▶ Written request
Copy each line where the word "value" occurs.

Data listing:
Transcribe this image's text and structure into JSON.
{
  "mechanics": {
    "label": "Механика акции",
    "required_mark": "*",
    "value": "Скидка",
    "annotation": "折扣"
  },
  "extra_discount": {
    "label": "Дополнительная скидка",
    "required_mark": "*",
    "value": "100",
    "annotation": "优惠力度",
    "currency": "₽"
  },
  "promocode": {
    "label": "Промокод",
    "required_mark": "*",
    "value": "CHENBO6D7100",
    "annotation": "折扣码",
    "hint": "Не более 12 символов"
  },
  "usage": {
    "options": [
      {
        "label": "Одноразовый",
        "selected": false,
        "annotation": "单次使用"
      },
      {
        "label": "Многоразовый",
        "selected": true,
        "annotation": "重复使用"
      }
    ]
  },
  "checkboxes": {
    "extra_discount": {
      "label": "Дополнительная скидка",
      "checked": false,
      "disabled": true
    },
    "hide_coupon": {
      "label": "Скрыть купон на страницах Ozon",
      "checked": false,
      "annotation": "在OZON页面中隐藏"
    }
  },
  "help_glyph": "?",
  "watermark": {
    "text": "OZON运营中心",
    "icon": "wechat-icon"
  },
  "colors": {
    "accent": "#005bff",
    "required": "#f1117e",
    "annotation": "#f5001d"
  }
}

▶ Answer to the task
    "value": "Скидка",
    "value": "100",
    "value": "CHENBO6D7100",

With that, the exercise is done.